-------- Entries shown --------

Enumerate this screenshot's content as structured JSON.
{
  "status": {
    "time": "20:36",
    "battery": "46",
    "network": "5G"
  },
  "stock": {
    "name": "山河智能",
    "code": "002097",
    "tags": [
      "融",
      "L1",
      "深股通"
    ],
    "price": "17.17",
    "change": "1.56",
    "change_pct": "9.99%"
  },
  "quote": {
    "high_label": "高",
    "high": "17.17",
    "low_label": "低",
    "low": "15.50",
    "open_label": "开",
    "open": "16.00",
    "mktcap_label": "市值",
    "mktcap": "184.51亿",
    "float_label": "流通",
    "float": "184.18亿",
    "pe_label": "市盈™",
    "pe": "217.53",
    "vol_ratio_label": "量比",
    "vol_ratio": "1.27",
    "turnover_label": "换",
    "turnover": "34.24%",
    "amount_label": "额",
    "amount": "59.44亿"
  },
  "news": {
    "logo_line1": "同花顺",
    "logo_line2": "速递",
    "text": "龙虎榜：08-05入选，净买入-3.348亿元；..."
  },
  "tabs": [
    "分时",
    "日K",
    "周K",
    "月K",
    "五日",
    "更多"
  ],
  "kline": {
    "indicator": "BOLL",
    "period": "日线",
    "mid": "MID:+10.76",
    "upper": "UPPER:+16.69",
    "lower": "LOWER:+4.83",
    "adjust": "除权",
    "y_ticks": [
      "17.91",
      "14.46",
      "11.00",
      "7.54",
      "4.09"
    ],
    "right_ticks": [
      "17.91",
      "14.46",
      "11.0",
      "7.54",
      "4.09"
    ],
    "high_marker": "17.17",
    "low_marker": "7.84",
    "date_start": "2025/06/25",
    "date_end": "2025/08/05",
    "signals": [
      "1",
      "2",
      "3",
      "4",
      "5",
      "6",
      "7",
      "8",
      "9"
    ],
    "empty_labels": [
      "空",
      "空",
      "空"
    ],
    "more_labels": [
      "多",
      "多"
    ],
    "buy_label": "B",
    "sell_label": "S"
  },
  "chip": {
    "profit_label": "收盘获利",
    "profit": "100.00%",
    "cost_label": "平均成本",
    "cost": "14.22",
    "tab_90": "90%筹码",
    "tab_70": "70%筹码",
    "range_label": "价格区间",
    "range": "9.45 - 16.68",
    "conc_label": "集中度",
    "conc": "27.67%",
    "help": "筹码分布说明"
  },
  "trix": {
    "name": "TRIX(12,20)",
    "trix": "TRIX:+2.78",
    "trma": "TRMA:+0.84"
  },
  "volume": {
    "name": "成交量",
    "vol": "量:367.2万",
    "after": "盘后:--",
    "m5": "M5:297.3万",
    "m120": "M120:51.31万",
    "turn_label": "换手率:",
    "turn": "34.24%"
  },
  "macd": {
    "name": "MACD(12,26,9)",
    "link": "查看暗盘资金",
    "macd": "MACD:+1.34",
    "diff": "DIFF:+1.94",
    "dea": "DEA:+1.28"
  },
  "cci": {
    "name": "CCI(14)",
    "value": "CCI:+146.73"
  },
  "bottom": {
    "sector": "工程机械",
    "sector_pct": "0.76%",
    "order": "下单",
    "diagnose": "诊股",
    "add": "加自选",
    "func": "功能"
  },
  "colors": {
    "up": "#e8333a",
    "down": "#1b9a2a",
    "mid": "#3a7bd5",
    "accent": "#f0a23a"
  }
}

--------

Problem statement: Set every line of the listing down word for word.

Completed task:
Enumerate this screenshot's content as structured JSON.
{
  "status": {
    "time": "20:36",
    "battery": "46",
    "network": "5G"
  },
  "stock": {
    "name": "山河智能",
    "code": "002097",
    "tags": [
      "融",
      "L1",
      "深股通"
    ],
    "price": "17.17",
    "change": "1.56",
    "change_pct": "9.99%"
  },
  "quote": {
    "high_label": "高",
    "high": "17.17",
    "low_label": "低",
    "low": "15.50",
    "open_label": "开",
    "open": "16.00",
    "mktcap_label": "市值",
    "mktcap": "184.51亿",
    "float_label": "流通",
    "float": "184.18亿",
    "pe_label": "市盈™",
    "pe": "217.53",
    "vol_ratio_label": "量比",
    "vol_ratio": "1.27",
    "turnover_label": "换",
    "turnover": "34.24%",
    "amount_label": "额",
    "amount": "59.44亿"
  },
  "news": {
    "logo_line1": "同花顺",
    "logo_line2": "速递",
    "text": "龙虎榜：08-05入选，净买入-3.348亿元；..."
  },
  "tabs": [
    "分时",
    "日K",
    "周K",
    "月K",
    "五日",
    "更多"
  ],
  "kline": {
    "indicator": "BOLL",
    "period": "日线",
    "mid": "MID:+10.76",
    "upper": "UPPER:+16.69",
    "lower": "LOWER:+4.83",
    "adjust": "除权",
    "y_ticks": [
      "17.91",
      "14.46",
      "11.00",
      "7.54",
      "4.09"
    ],
    "right_ticks": [
      "17.91",
      "14.46",
      "11.0",
      "7.54",
      "4.09"
    ],
    "high_marker": "17.17",
    "low_marker": "7.84",
    "date_start": "2025/06/25",
    "date_end": "2025/08/05",
    "signals": [
      "1",
      "2",
      "3",
      "4",
      "5",
      "6",
      "7",
      "8",
      "9"
    ],
    "empty_labels": [
      "空",
      "空",
      "空"
    ],
    "more_labels": [
      "多",
      "多"
    ],
    "buy_label": "B",
    "sell_label": "S"
  },
  "chip": {
    "profit_label": "收盘获利",
    "profit": "100.00%",
    "cost_label": "平均成本",
    "cost": "14.22",
    "tab_90": "90%筹码",
    "tab_70": "70%筹码",
    "range_label": "价格区间",
    "range": "9.45 - 16.68",
    "conc_label": "集中度",
    "conc": "27.67%",
    "help": "筹码分布说明"
  },
  "trix": {
    "name": "TRIX(12,20)",
    "trix": "TRIX:+2.78",
    "trma": "TRMA:+0.84"
  },
  "volume": {
    "name": "成交量",
    "vol": "量:367.2万",
    "after": "盘后:--",
    "m5": "M5:297.3万",
    "m120": "M120:51.31万",
    "turn_label": "换手率:",
    "turn": "34.24%"
  },
  "macd": {
    "name": "MACD(12,26,9)",
    "link": "查看暗盘资金",
    "macd": "MACD:+1.34",
    "diff": "DIFF:+1.94",
    "dea": "DEA:+1.28"
  },
  "cci": {
    "name": "CCI(14)",
    "value": "CCI:+146.73"
  },
  "bottom": {
    "sector": "工程机械",
    "sector_pct": "0.76%",
    "order": "下单",
    "diagnose": "诊股",
    "add": "加自选",
    "func": "功能"
  },
  "colors": {
    "up": "#e8333a",
    "down": "#1b9a2a",
    "mid": "#3a7bd5",
    "accent": "#f0a23a"
  }
}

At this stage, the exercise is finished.